*Exercise prompt:* From the listing below, copy every line with the word "einen".

*Raw records:*
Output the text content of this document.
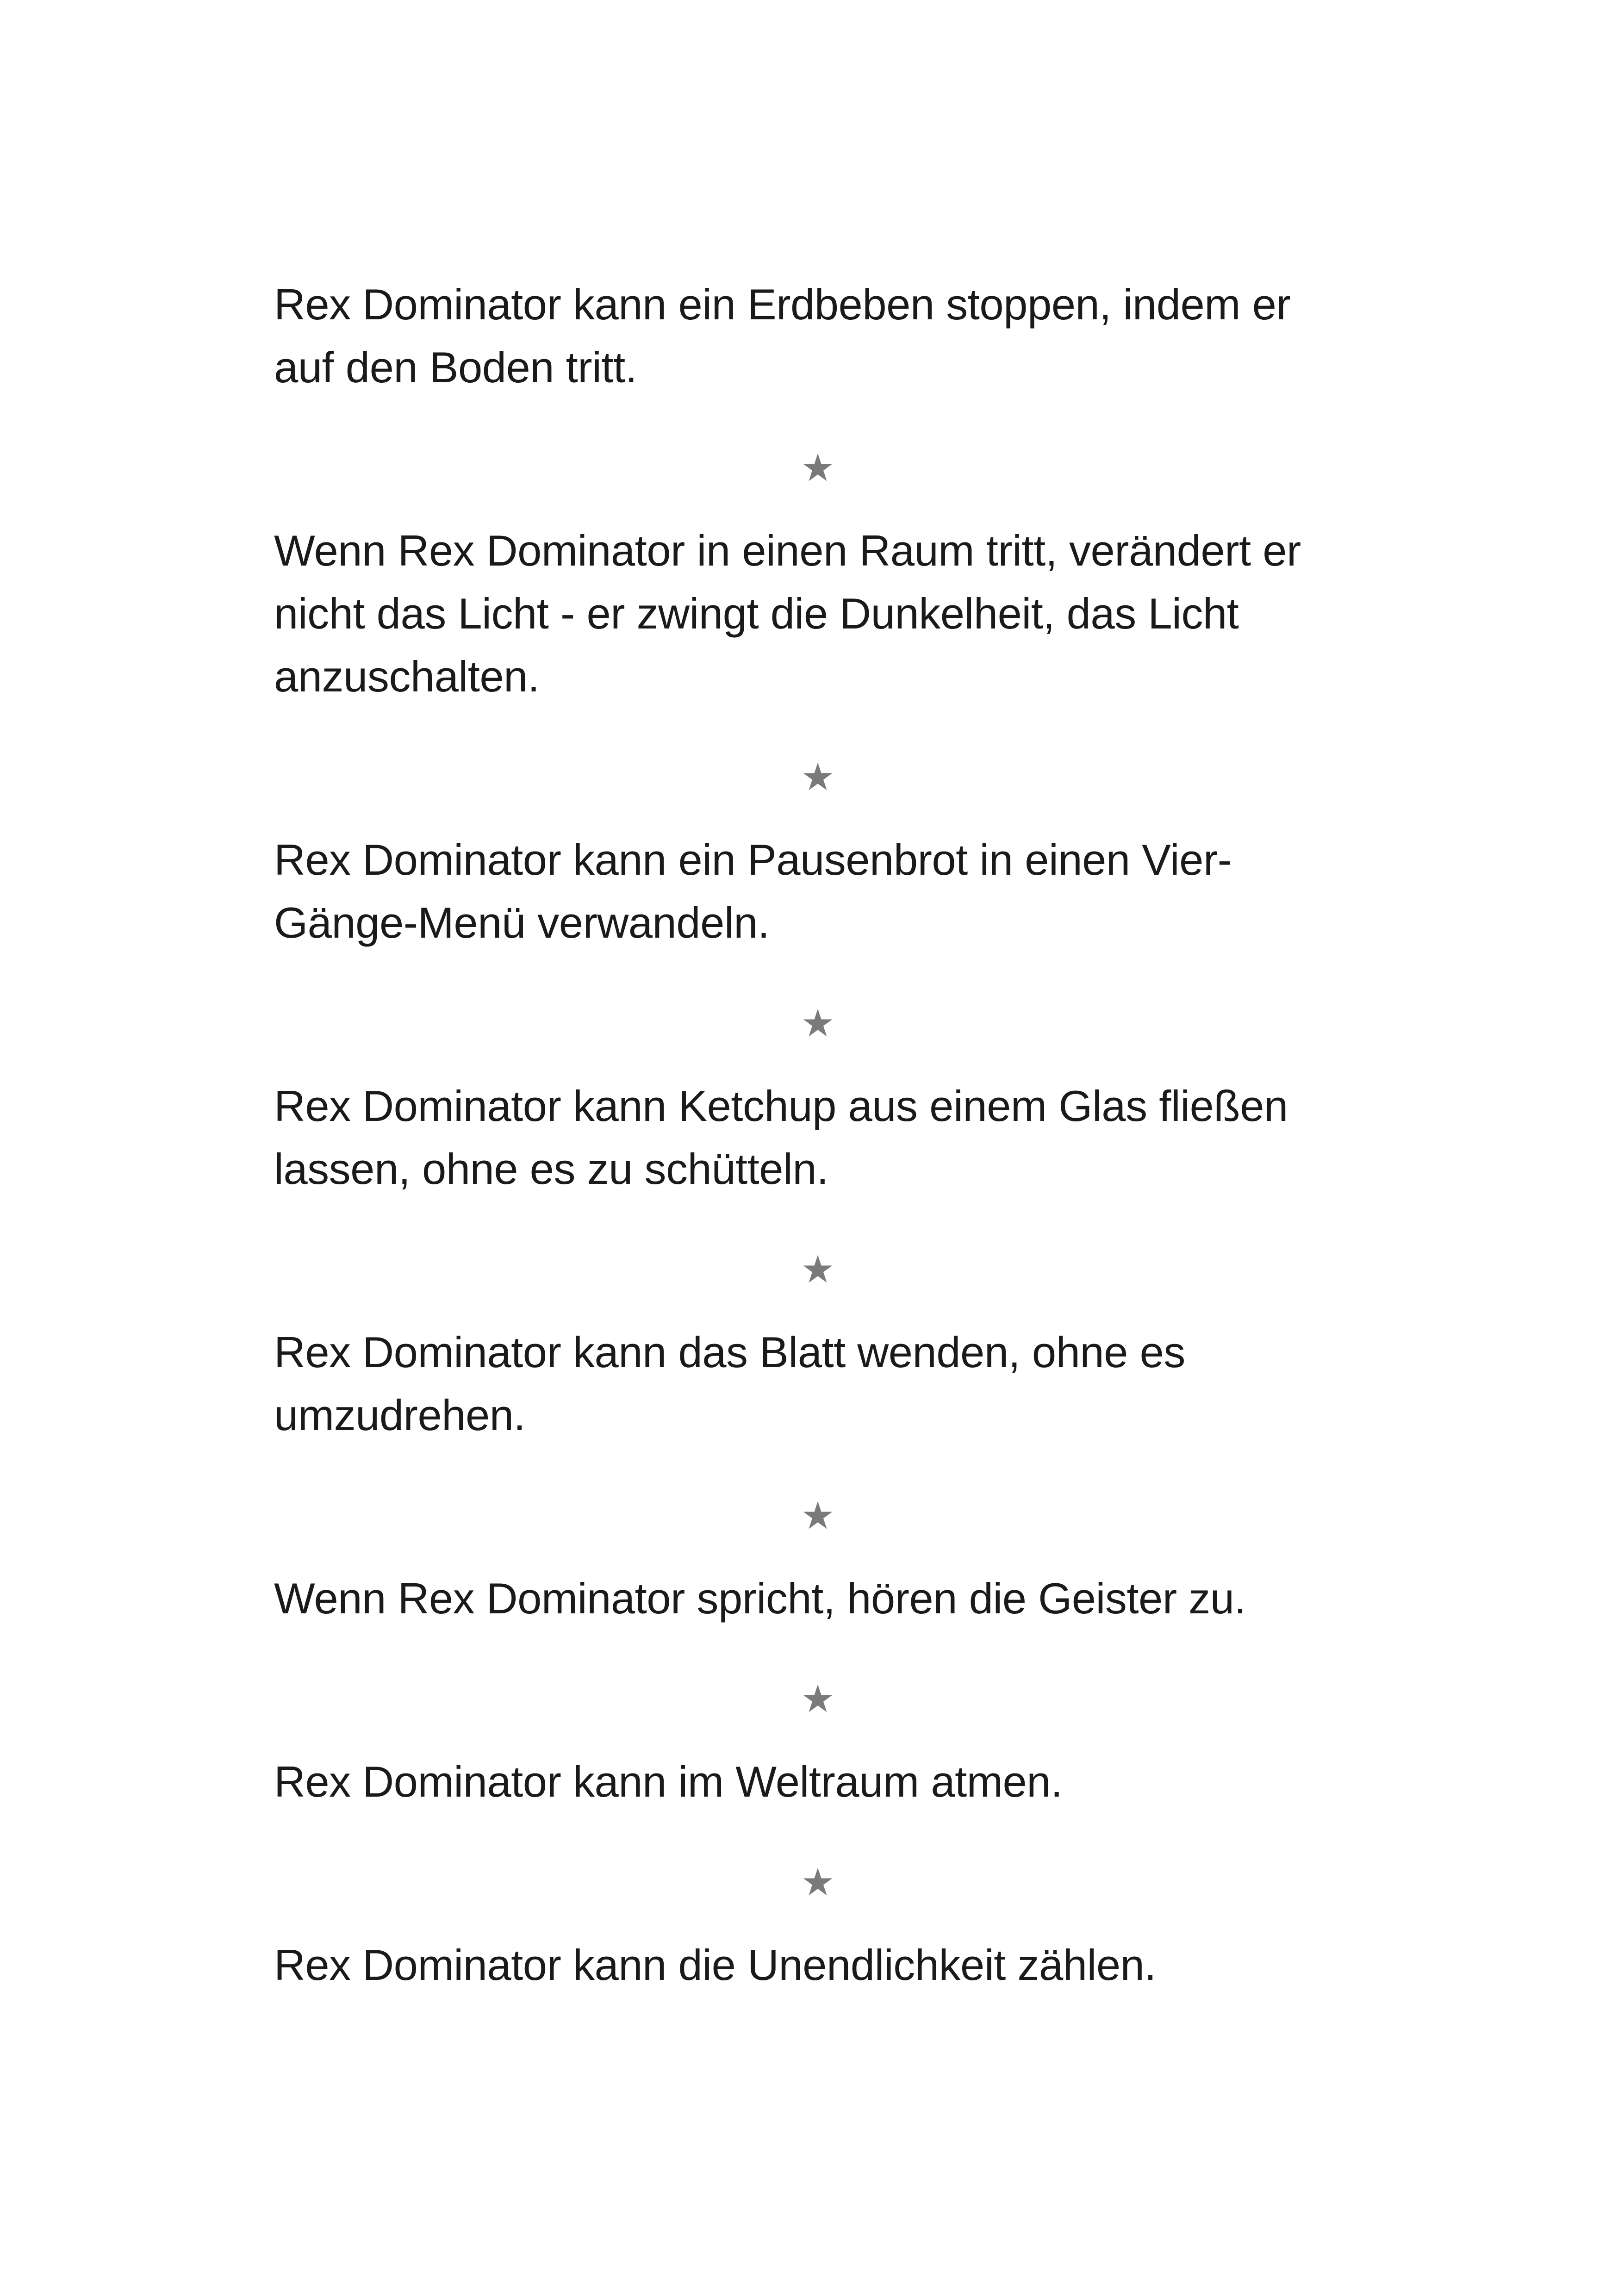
Rex Dominator kann ein Erdbeben stoppen, indem er auf den Boden tritt.

★

Wenn Rex Dominator in einen Raum tritt, verändert er nicht das Licht - er zwingt die Dunkelheit, das Licht anzuschalten.

★

Rex Dominator kann ein Pausenbrot in einen Vier-Gänge-Menü verwandeln.

★

Rex Dominator kann Ketchup aus einem Glas fließen lassen, ohne es zu schütteln.

★

Rex Dominator kann das Blatt wenden, ohne es umzudrehen.

★

Wenn Rex Dominator spricht, hören die Geister zu.

★

Rex Dominator kann im Weltraum atmen.

★

Rex Dominator kann die Unendlichkeit zählen.
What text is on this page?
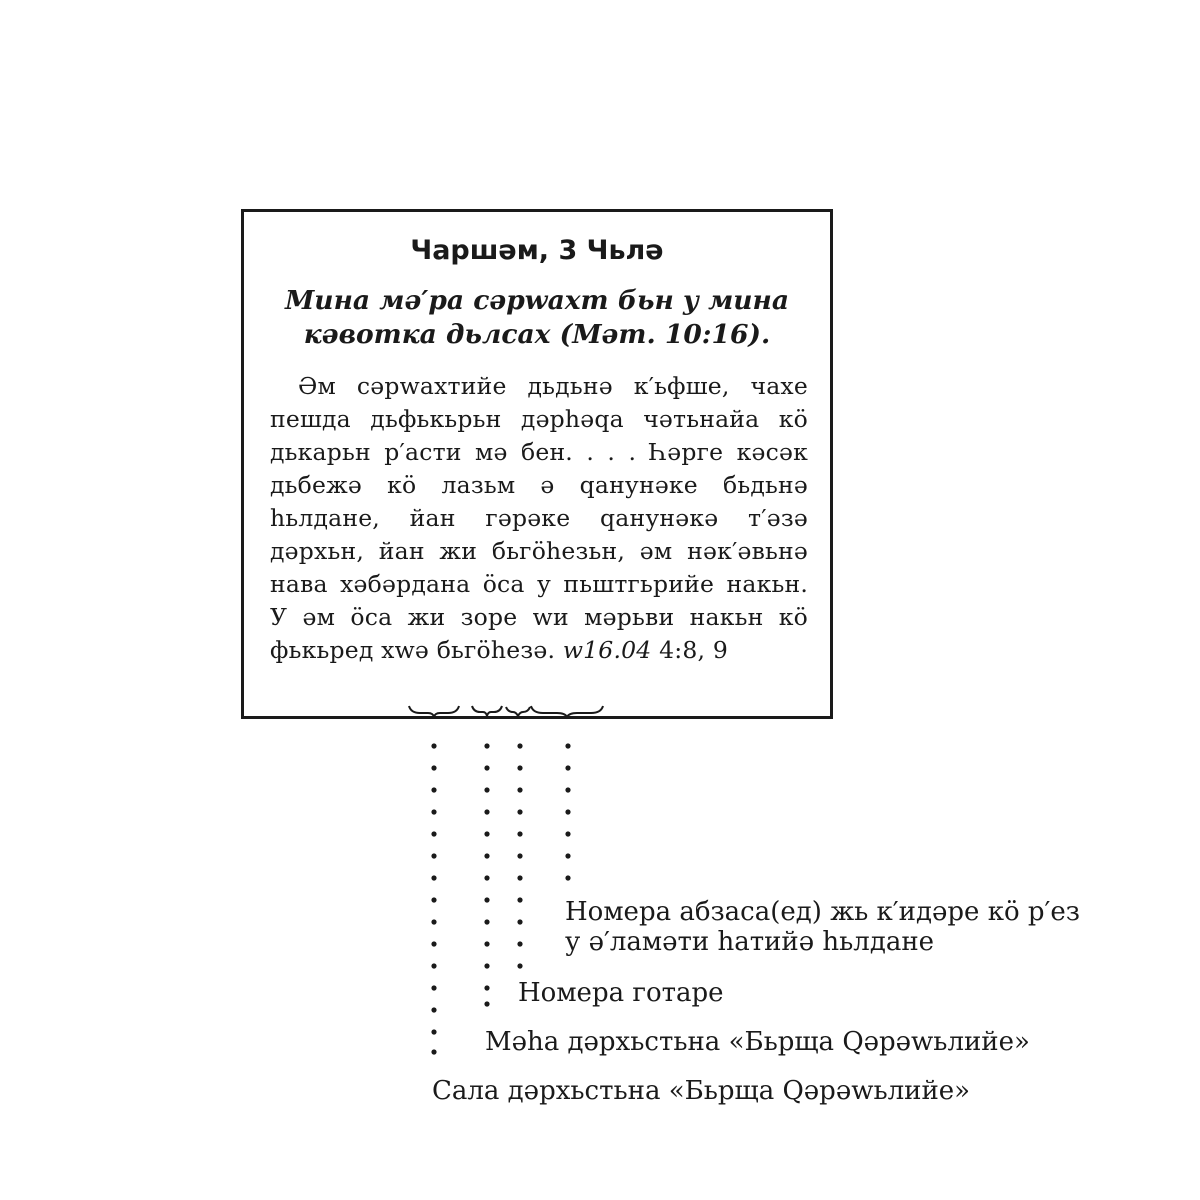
Чаршәм, 3 Чьлә
Мина мә′ра сәрwахт бьн у мина кәвотка дьлсах (Мәт. 10:16).
Әм сәрwахтийе дьдьнә к′ьфше, чахе пешда дьфькьрьн дәрһәqа чәтьнайа кӧ дькарьн р′асти мә бен. . . . Һәрге кәсәк дьбежә кӧ лазьм ә qанунәке бьдьнә һьлдане, йан гәрәке qанунәкә т′әзә дәрхьн, йан жи бьгӧһезьн, әм нәк′әвьнә нава хәбәрдана ӧса у пьштгьрийе накьн. У әм ӧса жи зоре wи мәрьви накьн кӧ фькьред хwә бьгӧһезә. w16.04 4:8, 9
Номера абзаса(ед) жь к′идәре кӧ р′ез у ә′ламәти һатийә һьлдане
Номера готаре
Мәһа дәрхьстьна «Бьрща Qәрәwьлийе»
Сала дәрхьстьна «Бьрща Qәрәwьлийе»
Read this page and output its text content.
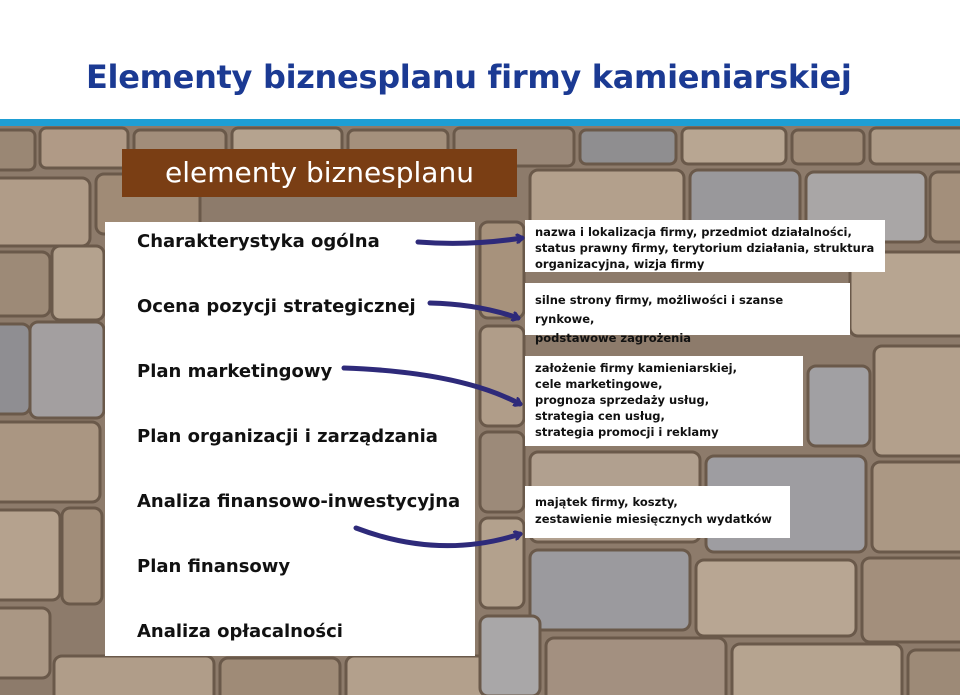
Elementy biznesplanu firmy kamieniarskiej
elementy biznesplanu
Charakterystyka ogólna
Ocena pozycji strategicznej
Plan marketingowy
Plan organizacji i zarządzania
Analiza finansowo-inwestycyjna
Plan finansowy
Analiza opłacalności
nazwa i lokalizacja firmy, przedmiot działalności,
status prawny firmy, terytorium działania, struktura
organizacyjna, wizja firmy
silne strony firmy, możliwości i szanse rynkowe,
podstawowe zagrożenia
założenie firmy kamieniarskiej,
cele marketingowe,
prognoza sprzedaży usług,
strategia cen usług,
strategia promocji i reklamy
majątek firmy, koszty,
zestawienie miesięcznych wydatków
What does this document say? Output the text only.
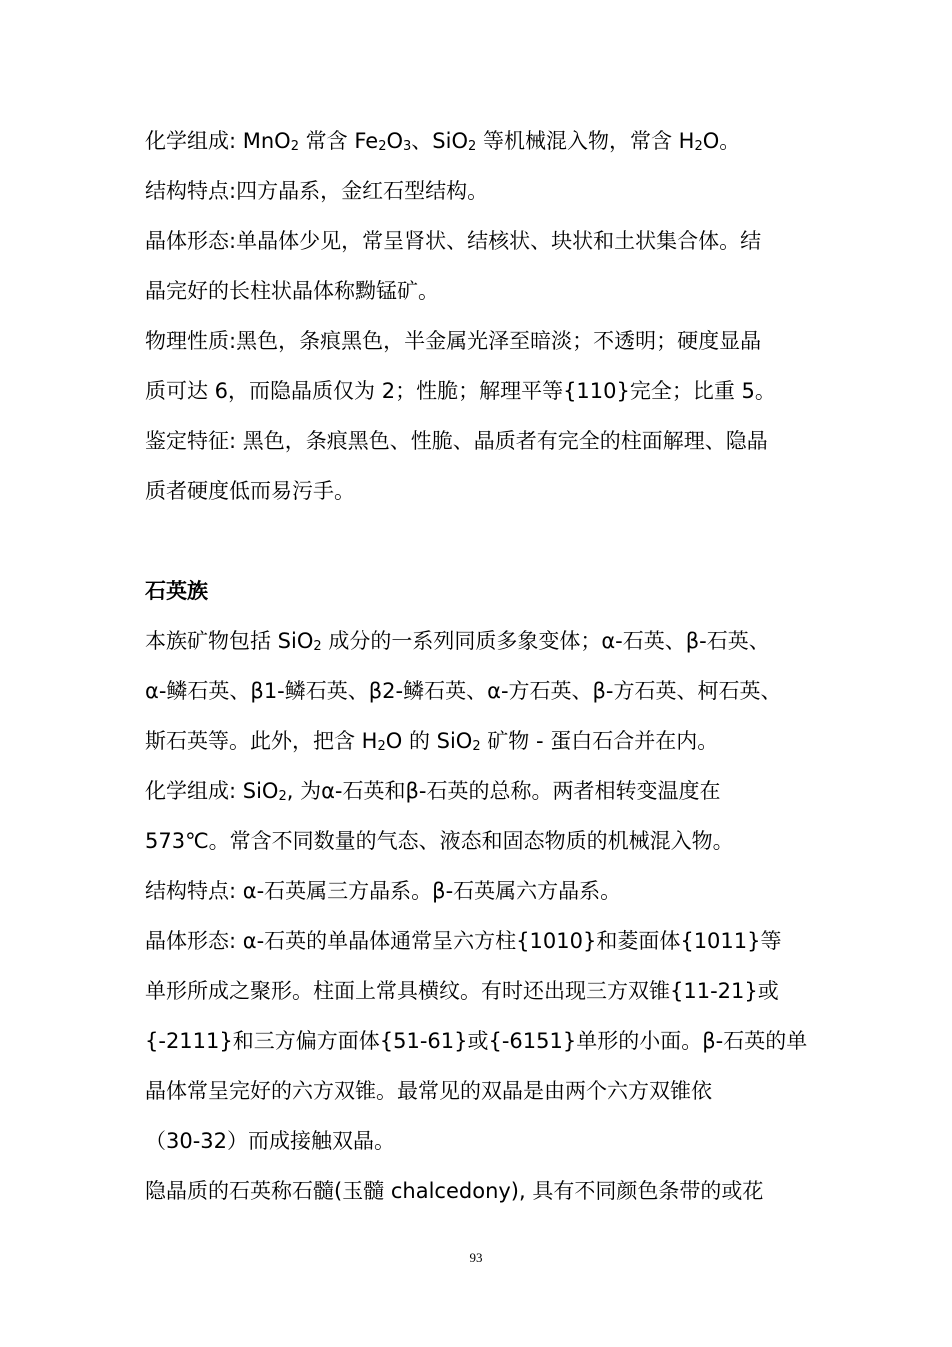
化学组成: MnO$_2$ 常含 $Fe_2O_3$、SiO$_2$ 等机械混入物，常含 $H_2O$。

结构特点:四方晶系，金红石型结构。

晶体形态:单晶体少见，常呈肾状、结核状、块状和土状集合体。结

晶完好的长柱状晶体称黝锰矿。

物理性质:黑色，条痕黑色，半金属光泽至暗淡；不透明；硬度显晶

质可达 6，而隐晶质仅为 2；性脆；解理平等{110}完全；比重 5。

鉴定特征: 黑色，条痕黑色、性脆、晶质者有完全的柱面解理、隐晶

质者硬度低而易污手。

石英族

本族矿物包括 SiO$_2$ 成分的一系列同质多象变体；α-石英、β-石英、

α-鳞石英、β1-鳞石英、β2-鳞石英、α-方石英、β-方石英、柯石英、

斯石英等。此外，把含 $H_2O$ 的 SiO$_2$ 矿物 - 蛋白石合并在内。

化学组成: SiO$_2$, 为α-石英和β-石英的总称。两者相转变温度在

573℃。常含不同数量的气态、液态和固态物质的机械混入物。

结构特点: α-石英属三方晶系。β-石英属六方晶系。

晶体形态: α-石英的单晶体通常呈六方柱{1010}和菱面体{1011}等

单形所成之聚形。柱面上常具横纹。有时还出现三方双锥{11-21}或

{-2111}和三方偏方面体{51-61}或{-6151}单形的小面。β-石英的单

晶体常呈完好的六方双锥。最常见的双晶是由两个六方双锥依

（30-32）而成接触双晶。

隐晶质的石英称石髓(玉髓 chalcedony), 具有不同颜色条带的或花

93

*Complete response:*
Wenn Rex Dominator in einen Raum tritt, verändert er nicht das Licht - er zwingt die Dunkelheit, das Licht anzuschalten.
Rex Dominator kann ein Pausenbrot in einen Vier-Gänge-Menü verwandeln.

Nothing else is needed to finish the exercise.